> _EXERCISE REQUIREMENTS_
Sift the material for lines containing "luận", and return them.

> _RECORDS SUPPLIED_
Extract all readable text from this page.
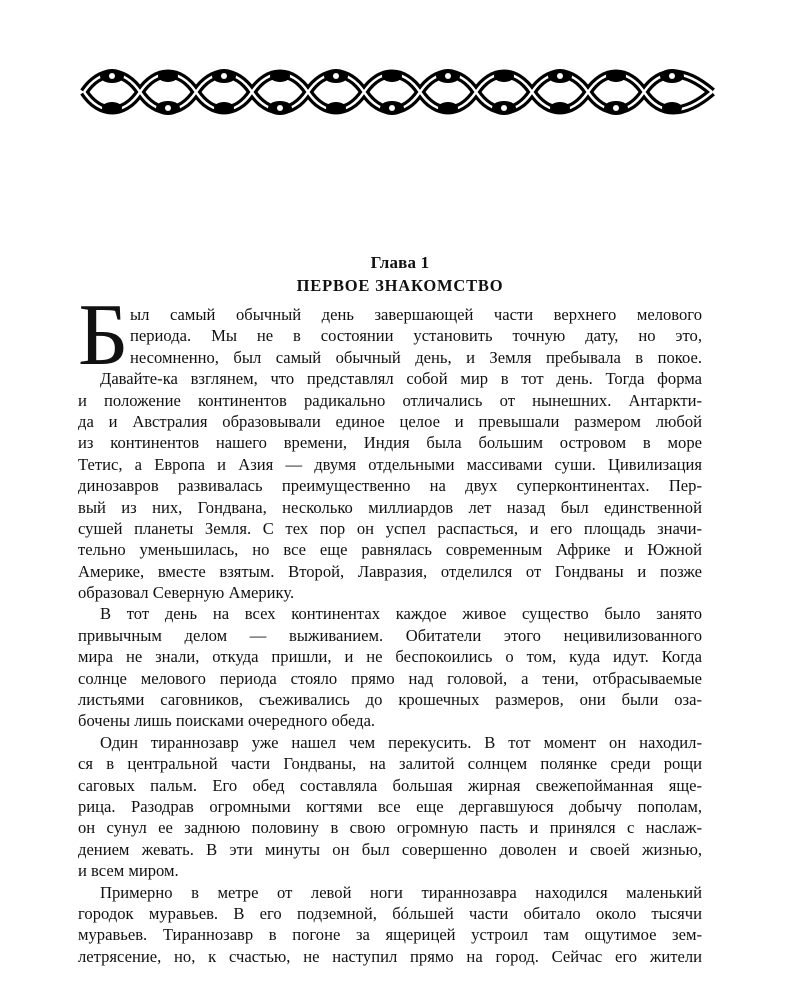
Глава 1
ПЕРВОЕ ЗНАКОМСТВО
Б ыл самый обычный день завершающей части верхнего мелового
периода. Мы не в состоянии установить точную дату, но это,
несомненно, был самый обычный день, и Земля пребывала в покое.
Давайте-ка взглянем, что представлял собой мир в тот день. Тогда форма
и положение континентов радикально отличались от нынешних. Антаркти-
да и Австралия образовывали единое целое и превышали размером любой
из континентов нашего времени, Индия была большим островом в море
Тетис, а Европа и Азия — двумя отдельными массивами суши. Цивилизация
динозавров развивалась преимущественно на двух суперконтинентах. Пер-
вый из них, Гондвана, несколько миллиардов лет назад был единственной
сушей планеты Земля. С тех пор он успел распасться, и его площадь значи-
тельно уменьшилась, но все еще равнялась современным Африке и Южной
Америке, вместе взятым. Второй, Лавразия, отделился от Гондваны и позже
образовал Северную Америку.
В тот день на всех континентах каждое живое существо было занято
привычным делом — выживанием. Обитатели этого нецивилизованного
мира не знали, откуда пришли, и не беспокоились о том, куда идут. Когда
солнце мелового периода стояло прямо над головой, а тени, отбрасываемые
листьями саговников, съеживались до крошечных размеров, они были оза-
бочены лишь поисками очередного обеда.
Один тираннозавр уже нашел чем перекусить. В тот момент он находил-
ся в центральной части Гондваны, на залитой солнцем полянке среди рощи
саговых пальм. Его обед составляла большая жирная свежепойманная яще-
рица. Разодрав огромными когтями все еще дергавшуюся добычу пополам,
он сунул ее заднюю половину в свою огромную пасть и принялся с наслаж-
дением жевать. В эти минуты он был совершенно доволен и своей жизнью,
и всем миром.
Примерно в метре от левой ноги тираннозавра находился маленький
городок муравьев. В его подземной, бóльшей части обитало около тысячи
муравьев. Тираннозавр в погоне за ящерицей устроил там ощутимое зем-
летрясение, но, к счастью, не наступил прямо на город. Сейчас его жители
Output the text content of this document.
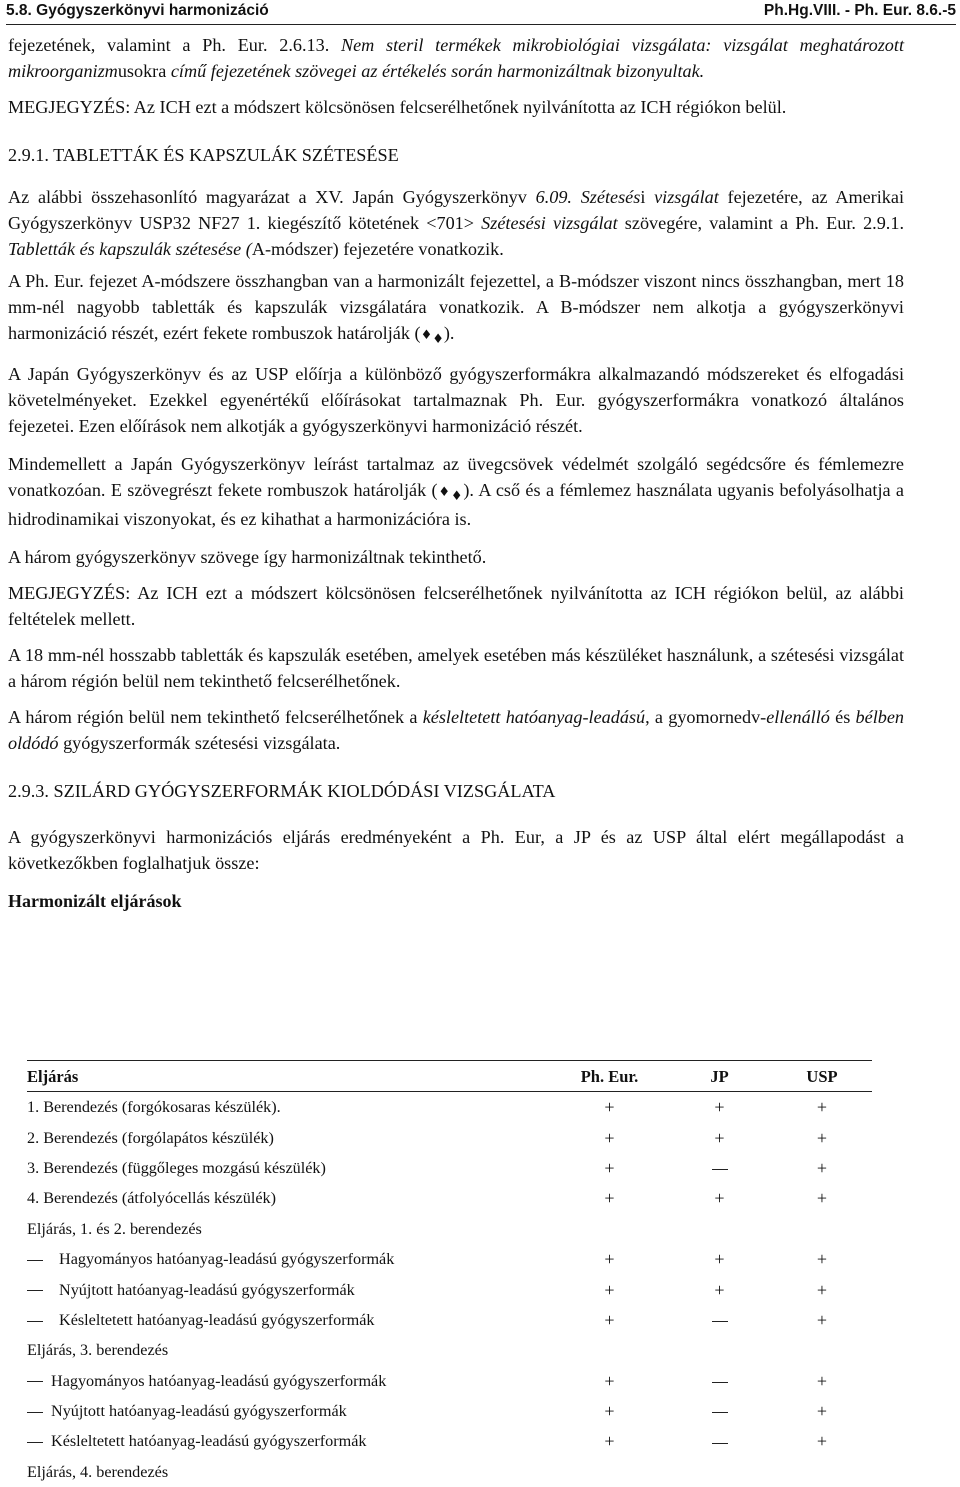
5.8. Gyógyszerkönyvi harmonizáció	Ph.Hg.VIII. - Ph. Eur. 8.6.-5

fejezetének, valamint a Ph. Eur. 2.6.13. Nem steril termékek mikrobiológiai vizsgálata: vizsgálat meghatározott mikroorganizmusokra című fejezetének szövegei az értékelés során harmonizáltnak bizonyultak.

MEGJEGYZÉS: Az ICH ezt a módszert kölcsönösen felcserélhetőnek nyilvánította az ICH régiókon belül.

2.9.1. TABLETTÁK ÉS KAPSZULÁK SZÉTESÉSE

Az alábbi összehasonlító magyarázat a XV. Japán Gyógyszerkönyv 6.09. Szétesési vizsgálat fejezetére, az Amerikai Gyógyszerkönyv USP32 NF27 1. kiegészítő kötetének <701> Szétesési vizsgálat szövegére, valamint a Ph. Eur. 2.9.1. Tabletták és kapszulák szétesése (A-módszer) fejezetére vonatkozik.

A Ph. Eur. fejezet A-módszere összhangban van a harmonizált fejezettel, a B-módszer viszont nincs összhangban, mert 18 mm-nél nagyobb tabletták és kapszulák vizsgálatára vonatkozik. A B-módszer nem alkotja a gyógyszerkönyvi harmonizáció részét, ezért fekete rombuszok határolják $(♦_♦)$.

A Japán Gyógyszerkönyv és az USP előírja a különböző gyógyszerformákra alkalmazandó módszereket és elfogadási követelményeket. Ezekkel egyenértékű előírásokat tartalmaznak Ph. Eur. gyógyszerformákra vonatkozó általános fejezetei. Ezen előírások nem alkotják a gyógyszerkönyvi harmonizáció részét.

Mindemellett a Japán Gyógyszerkönyv leírást tartalmaz az üvegcsövek védelmét szolgáló segédcsőre és fémlemezre vonatkozóan. E szövegrészt fekete rombuszok határolják $(♦_♦)$. A cső és a fémlemez használata ugyanis befolyásolhatja a hidrodinamikai viszonyokat, és ez kihathat a harmonizációra is.

A három gyógyszerkönyv szövege így harmonizáltnak tekinthető.

MEGJEGYZÉS: Az ICH ezt a módszert kölcsönösen felcserélhetőnek nyilvánította az ICH régiókon belül, az alábbi feltételek mellett.

A 18 mm-nél hosszabb tabletták és kapszulák esetében, amelyek esetében más készüléket használunk, a szétesési vizsgálat a három régión belül nem tekinthető felcserélhetőnek.

A három régión belül nem tekinthető felcserélhetőnek a késleltetett hatóanyag-leadású, a gyomornedv-ellenálló és bélben oldódó gyógyszerformák szétesési vizsgálata.

2.9.3. SZILÁRD GYÓGYSZERFORMÁK KIOLDÓDÁSI VIZSGÁLATA

A gyógyszerkönyvi harmonizációs eljárás eredményeként a Ph. Eur, a JP és az USP által elért megállapodást a következőkben foglalhatjuk össze:

Harmonizált eljárások

Eljárás	Ph. Eur.	JP	USP
1. Berendezés (forgókosaras készülék).	+	+	+
2. Berendezés (forgólapátos készülék)	+	+	+
3. Berendezés (függőleges mozgású készülék)	+		+
4. Berendezés (átfolyócellás készülék)	+	+	+
Eljárás, 1. és 2. berendezés			
Hagyományos hatóanyag-leadású gyógyszerformák	+	+	+
Nyújtott hatóanyag-leadású gyógyszerformák	+	+	+
Késleltetett hatóanyag-leadású gyógyszerformák	+		+
Eljárás, 3. berendezés			
Hagyományos hatóanyag-leadású gyógyszerformák	+		+
Nyújtott hatóanyag-leadású gyógyszerformák	+		+
Késleltetett hatóanyag-leadású gyógyszerformák	+		+
Eljárás, 4. berendezés			
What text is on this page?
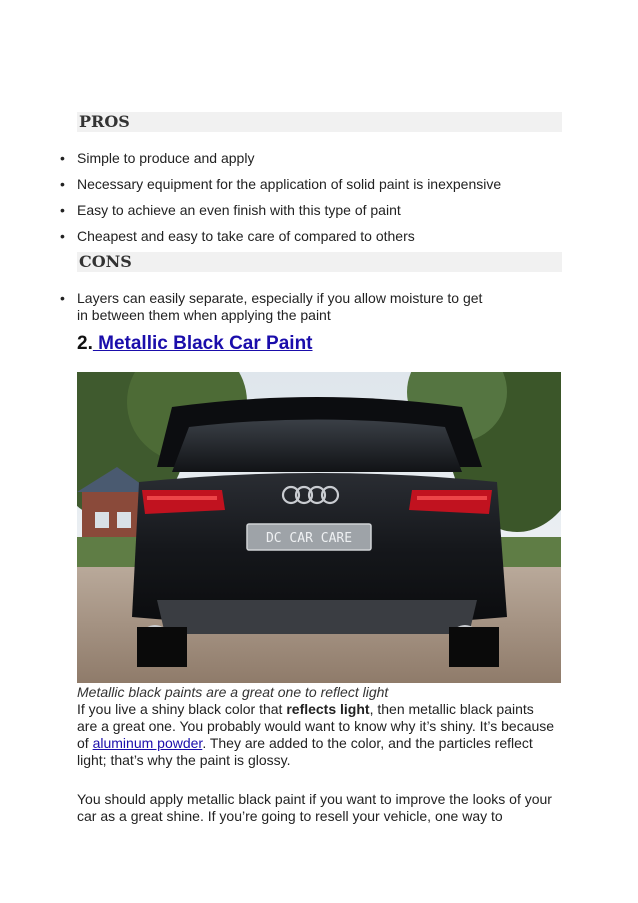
PROS
• Simple to produce and apply
• Necessary equipment for the application of solid paint is inexpensive
• Easy to achieve an even finish with this type of paint
• Cheapest and easy to take care of compared to others
CONS
• Layers can easily separate, especially if you allow moisture to get in between them when applying the paint
2. Metallic Black Car Paint
DC CAR CARE
Metallic black paints are a great one to reflect light

If you live a shiny black color that reflects light, then metallic black paints are a great one. You probably would want to know why it’s shiny. It’s because of aluminum powder. They are added to the color, and the particles reflect light; that’s why the paint is glossy.

You should apply metallic black paint if you want to improve the looks of your car as a great shine. If you’re going to resell your vehicle, one way to
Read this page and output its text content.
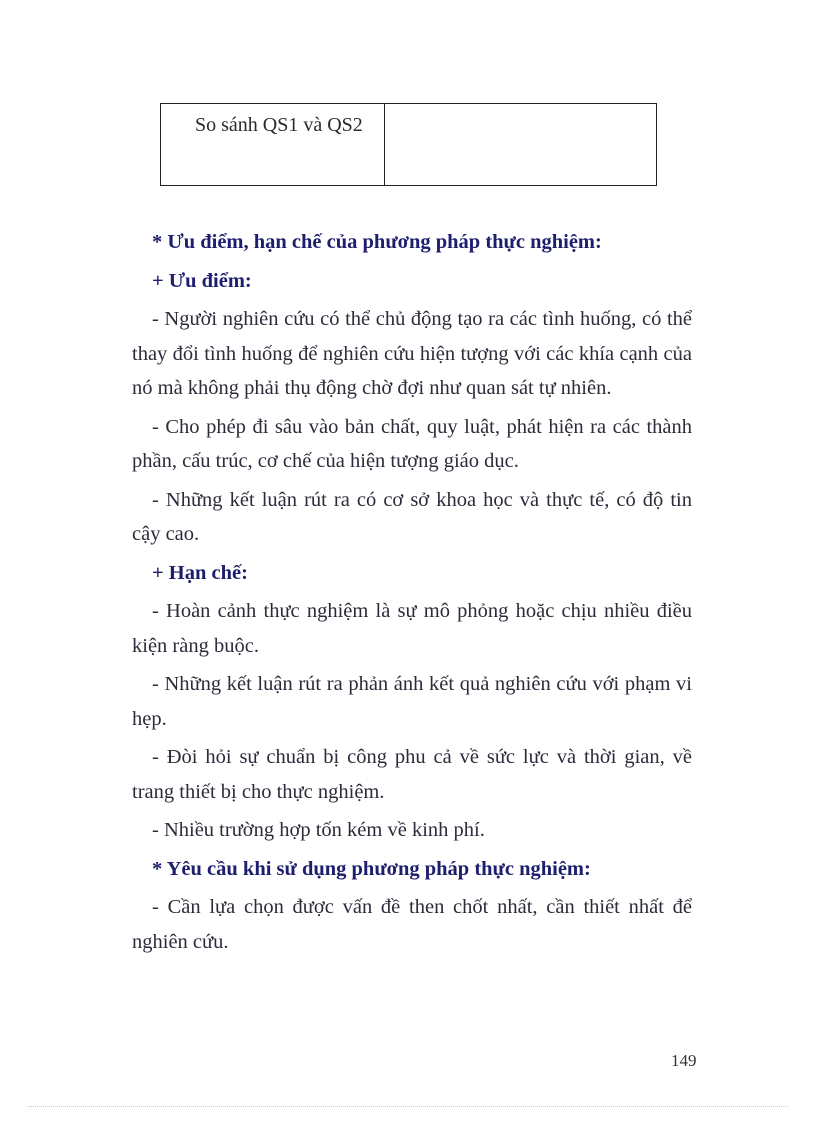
So sánh QS1 và QS2

* Ưu điểm, hạn chế của phương pháp thực nghiệm:

+ Ưu điểm:

- Người nghiên cứu có thể chủ động tạo ra các tình huống, có thể thay đổi tình huống để nghiên cứu hiện tượng với các khía cạnh của nó mà không phải thụ động chờ đợi như quan sát tự nhiên.

- Cho phép đi sâu vào bản chất, quy luật, phát hiện ra các thành phần, cấu trúc, cơ chế của hiện tượng giáo dục.

- Những kết luận rút ra có cơ sở khoa học và thực tế, có độ tin cậy cao.

+ Hạn chế:

- Hoàn cảnh thực nghiệm là sự mô phỏng hoặc chịu nhiều điều kiện ràng buộc.

- Những kết luận rút ra phản ánh kết quả nghiên cứu với phạm vi hẹp.

- Đòi hỏi sự chuẩn bị công phu cả về sức lực và thời gian, về trang thiết bị cho thực nghiệm.

- Nhiều trường hợp tốn kém về kinh phí.

* Yêu cầu khi sử dụng phương pháp thực nghiệm:

- Cần lựa chọn được vấn đề then chốt nhất, cần thiết nhất để nghiên cứu.

149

> _COMPLETE RESPONSE_
- Những kết luận rút ra có cơ sở khoa học và thực tế, có độ tin cậy cao.
- Những kết luận rút ra phản ánh kết quả nghiên cứu với phạm vi hẹp.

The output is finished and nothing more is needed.